→ Work instructions
Everything from the line that contains "Read this page and output its text content." through the last line of the listing must be copied exactly, with both of those lines included and no others.

start

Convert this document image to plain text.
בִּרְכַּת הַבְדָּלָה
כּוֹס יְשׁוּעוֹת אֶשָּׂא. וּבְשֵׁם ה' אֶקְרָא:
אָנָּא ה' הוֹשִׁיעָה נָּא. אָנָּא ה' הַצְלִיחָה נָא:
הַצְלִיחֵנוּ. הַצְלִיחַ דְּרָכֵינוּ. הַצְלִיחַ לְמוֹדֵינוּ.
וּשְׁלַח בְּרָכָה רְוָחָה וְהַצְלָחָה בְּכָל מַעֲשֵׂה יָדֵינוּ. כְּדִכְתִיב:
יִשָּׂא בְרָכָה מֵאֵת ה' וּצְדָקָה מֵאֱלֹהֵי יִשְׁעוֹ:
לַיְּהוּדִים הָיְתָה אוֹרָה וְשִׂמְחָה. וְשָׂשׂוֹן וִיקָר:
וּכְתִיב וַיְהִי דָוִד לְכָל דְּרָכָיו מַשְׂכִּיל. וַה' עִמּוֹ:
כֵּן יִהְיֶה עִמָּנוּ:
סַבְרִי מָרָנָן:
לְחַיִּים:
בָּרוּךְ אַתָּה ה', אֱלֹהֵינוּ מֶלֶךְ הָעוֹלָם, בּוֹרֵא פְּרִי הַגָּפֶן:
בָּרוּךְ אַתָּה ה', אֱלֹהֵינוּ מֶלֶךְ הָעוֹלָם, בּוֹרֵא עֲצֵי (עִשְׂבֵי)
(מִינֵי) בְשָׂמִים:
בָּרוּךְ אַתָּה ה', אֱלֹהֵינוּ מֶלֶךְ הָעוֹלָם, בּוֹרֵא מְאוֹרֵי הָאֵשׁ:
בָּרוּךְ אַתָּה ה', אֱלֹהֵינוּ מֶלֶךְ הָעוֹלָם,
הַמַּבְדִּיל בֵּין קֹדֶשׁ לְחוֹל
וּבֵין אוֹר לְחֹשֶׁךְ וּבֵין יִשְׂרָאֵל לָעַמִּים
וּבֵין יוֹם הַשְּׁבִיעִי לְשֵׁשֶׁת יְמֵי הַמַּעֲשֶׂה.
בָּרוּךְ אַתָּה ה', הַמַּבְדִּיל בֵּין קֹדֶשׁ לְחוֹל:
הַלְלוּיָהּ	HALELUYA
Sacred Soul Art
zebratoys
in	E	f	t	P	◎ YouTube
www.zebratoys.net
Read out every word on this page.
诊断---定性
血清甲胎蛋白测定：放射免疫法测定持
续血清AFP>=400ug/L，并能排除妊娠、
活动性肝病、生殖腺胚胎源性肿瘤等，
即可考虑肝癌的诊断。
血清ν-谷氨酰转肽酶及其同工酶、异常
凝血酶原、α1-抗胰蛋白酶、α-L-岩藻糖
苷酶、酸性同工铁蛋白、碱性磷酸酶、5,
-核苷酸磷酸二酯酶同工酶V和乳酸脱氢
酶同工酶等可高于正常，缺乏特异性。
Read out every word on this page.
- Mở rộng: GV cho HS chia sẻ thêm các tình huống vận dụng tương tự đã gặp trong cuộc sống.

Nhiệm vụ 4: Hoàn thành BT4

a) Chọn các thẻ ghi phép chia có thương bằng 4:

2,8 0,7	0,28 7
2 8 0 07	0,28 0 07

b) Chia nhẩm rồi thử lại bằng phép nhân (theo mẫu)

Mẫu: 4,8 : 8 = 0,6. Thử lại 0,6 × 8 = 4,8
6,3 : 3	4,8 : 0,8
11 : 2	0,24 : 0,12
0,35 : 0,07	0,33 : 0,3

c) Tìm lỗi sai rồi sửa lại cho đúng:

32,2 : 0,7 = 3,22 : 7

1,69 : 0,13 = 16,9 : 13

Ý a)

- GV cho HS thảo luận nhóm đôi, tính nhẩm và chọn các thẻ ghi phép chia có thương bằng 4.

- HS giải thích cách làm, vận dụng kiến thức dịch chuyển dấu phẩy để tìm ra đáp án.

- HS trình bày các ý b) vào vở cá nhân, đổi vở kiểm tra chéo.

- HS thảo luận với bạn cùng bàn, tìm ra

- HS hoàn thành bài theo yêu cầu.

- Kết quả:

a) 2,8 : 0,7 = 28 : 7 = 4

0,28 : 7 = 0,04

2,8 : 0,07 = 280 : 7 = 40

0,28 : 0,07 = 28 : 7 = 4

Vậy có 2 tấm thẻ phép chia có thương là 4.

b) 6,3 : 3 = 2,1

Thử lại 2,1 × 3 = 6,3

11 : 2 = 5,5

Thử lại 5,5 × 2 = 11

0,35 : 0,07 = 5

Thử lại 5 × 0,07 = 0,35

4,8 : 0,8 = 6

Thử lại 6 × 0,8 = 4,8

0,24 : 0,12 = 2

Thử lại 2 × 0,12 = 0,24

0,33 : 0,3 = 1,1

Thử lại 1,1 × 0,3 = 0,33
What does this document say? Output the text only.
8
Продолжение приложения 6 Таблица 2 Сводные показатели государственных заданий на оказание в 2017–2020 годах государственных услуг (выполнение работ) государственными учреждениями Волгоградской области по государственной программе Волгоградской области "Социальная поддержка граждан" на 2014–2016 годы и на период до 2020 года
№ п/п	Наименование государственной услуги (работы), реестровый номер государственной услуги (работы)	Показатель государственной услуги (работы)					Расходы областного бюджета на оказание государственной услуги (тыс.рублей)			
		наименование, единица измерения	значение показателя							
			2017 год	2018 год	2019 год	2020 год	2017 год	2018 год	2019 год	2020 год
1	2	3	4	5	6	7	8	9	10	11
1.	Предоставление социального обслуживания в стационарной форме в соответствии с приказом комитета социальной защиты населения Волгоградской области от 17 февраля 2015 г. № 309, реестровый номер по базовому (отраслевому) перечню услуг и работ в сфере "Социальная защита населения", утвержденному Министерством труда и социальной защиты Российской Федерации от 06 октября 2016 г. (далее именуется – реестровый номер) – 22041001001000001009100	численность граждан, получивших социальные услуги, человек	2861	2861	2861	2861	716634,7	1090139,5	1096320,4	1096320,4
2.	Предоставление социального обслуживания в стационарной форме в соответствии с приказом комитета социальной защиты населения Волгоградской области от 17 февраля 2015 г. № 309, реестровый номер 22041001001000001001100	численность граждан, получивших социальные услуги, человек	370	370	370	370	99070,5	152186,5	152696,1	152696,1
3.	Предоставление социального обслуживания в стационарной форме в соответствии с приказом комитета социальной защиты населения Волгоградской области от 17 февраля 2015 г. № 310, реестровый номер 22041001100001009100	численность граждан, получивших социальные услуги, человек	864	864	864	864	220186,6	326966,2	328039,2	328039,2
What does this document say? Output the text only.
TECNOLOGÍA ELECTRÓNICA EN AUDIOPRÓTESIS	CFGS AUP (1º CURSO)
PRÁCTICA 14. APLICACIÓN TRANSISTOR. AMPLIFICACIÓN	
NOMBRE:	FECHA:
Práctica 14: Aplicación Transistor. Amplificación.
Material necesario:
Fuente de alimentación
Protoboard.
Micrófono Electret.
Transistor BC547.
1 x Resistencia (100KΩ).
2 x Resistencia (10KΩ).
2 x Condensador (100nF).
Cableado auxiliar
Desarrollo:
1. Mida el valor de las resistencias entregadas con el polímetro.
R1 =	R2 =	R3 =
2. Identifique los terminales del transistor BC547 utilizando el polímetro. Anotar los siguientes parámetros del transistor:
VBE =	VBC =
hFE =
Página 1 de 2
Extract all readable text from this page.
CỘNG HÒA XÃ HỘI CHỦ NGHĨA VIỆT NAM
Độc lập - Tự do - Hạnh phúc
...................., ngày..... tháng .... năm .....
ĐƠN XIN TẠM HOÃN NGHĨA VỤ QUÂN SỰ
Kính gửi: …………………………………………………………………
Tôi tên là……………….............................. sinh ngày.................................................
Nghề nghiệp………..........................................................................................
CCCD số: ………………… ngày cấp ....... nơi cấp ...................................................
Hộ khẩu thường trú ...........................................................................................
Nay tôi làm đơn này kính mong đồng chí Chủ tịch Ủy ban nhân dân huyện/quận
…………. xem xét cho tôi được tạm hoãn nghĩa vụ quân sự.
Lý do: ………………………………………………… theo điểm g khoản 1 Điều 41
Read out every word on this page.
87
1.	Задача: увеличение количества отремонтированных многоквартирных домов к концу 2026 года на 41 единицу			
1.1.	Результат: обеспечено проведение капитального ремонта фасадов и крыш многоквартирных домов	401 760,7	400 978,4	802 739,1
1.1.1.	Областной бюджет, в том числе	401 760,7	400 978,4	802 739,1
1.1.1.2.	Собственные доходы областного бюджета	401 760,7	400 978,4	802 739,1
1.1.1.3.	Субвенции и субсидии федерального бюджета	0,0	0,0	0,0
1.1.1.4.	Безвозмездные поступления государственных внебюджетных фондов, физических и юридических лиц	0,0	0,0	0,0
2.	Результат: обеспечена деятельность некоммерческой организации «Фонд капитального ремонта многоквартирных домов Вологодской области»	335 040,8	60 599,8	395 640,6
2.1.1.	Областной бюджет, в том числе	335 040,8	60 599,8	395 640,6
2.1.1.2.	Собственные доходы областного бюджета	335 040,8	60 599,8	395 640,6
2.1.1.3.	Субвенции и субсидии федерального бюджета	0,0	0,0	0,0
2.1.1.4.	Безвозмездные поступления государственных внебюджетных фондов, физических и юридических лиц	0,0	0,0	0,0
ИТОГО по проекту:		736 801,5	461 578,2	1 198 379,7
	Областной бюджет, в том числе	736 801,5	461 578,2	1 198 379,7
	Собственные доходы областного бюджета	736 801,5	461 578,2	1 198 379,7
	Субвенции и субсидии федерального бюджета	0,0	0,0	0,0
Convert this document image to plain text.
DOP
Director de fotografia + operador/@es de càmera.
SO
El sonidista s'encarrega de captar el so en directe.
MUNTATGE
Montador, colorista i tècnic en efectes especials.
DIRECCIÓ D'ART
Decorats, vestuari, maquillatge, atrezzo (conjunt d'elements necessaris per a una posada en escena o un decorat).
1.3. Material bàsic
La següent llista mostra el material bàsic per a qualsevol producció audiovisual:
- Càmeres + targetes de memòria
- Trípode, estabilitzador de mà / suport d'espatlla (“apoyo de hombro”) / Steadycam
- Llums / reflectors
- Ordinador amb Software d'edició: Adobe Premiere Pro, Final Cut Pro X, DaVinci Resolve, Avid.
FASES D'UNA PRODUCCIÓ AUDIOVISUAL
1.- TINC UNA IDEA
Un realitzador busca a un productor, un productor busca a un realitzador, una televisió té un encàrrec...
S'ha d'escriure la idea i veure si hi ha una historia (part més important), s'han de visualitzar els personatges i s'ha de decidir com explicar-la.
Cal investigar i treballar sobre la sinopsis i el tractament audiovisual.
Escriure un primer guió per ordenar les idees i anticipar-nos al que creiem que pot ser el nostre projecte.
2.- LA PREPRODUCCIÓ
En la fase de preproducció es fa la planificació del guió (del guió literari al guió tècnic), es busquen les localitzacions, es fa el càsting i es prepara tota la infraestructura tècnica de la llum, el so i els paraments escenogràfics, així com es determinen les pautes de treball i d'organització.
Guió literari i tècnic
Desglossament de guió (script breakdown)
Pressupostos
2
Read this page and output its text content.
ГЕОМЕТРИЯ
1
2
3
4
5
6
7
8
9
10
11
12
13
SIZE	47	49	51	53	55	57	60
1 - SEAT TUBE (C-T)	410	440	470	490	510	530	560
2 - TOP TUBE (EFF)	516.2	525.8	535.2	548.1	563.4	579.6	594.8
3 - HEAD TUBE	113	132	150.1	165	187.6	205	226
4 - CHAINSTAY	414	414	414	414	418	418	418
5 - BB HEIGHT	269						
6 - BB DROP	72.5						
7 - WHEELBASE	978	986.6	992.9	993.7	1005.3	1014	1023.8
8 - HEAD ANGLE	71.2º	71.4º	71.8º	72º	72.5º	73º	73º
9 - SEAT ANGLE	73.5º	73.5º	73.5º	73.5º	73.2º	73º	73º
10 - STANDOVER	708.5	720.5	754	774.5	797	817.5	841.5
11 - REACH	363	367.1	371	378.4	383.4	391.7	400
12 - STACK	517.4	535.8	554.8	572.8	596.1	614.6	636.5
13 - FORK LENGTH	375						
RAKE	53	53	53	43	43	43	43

end

→ Answer to this task
Read this page and output its text content.
ГЕОМЕТРИЯ
1
2
3
4
5
6
7
8
9
10
11
12
13
SIZE	47	49	51	53	55	57	60
1 - SEAT TUBE (C-T)	410	440	470	490	510	530	560
2 - TOP TUBE (EFF)	516.2	525.8	535.2	548.1	563.4	579.6	594.8
3 - HEAD TUBE	113	132	150.1	165	187.6	205	226
4 - CHAINSTAY	414	414	414	414	418	418	418
5 - BB HEIGHT	269						
6 - BB DROP	72.5						
7 - WHEELBASE	978	986.6	992.9	993.7	1005.3	1014	1023.8
8 - HEAD ANGLE	71.2º	71.4º	71.8º	72º	72.5º	73º	73º
9 - SEAT ANGLE	73.5º	73.5º	73.5º	73.5º	73.2º	73º	73º
10 - STANDOVER	708.5	720.5	754	774.5	797	817.5	841.5
11 - REACH	363	367.1	371	378.4	383.4	391.7	400
12 - STACK	517.4	535.8	554.8	572.8	596.1	614.6	636.5
13 - FORK LENGTH	375						
RAKE	53	53	53	43	43	43	43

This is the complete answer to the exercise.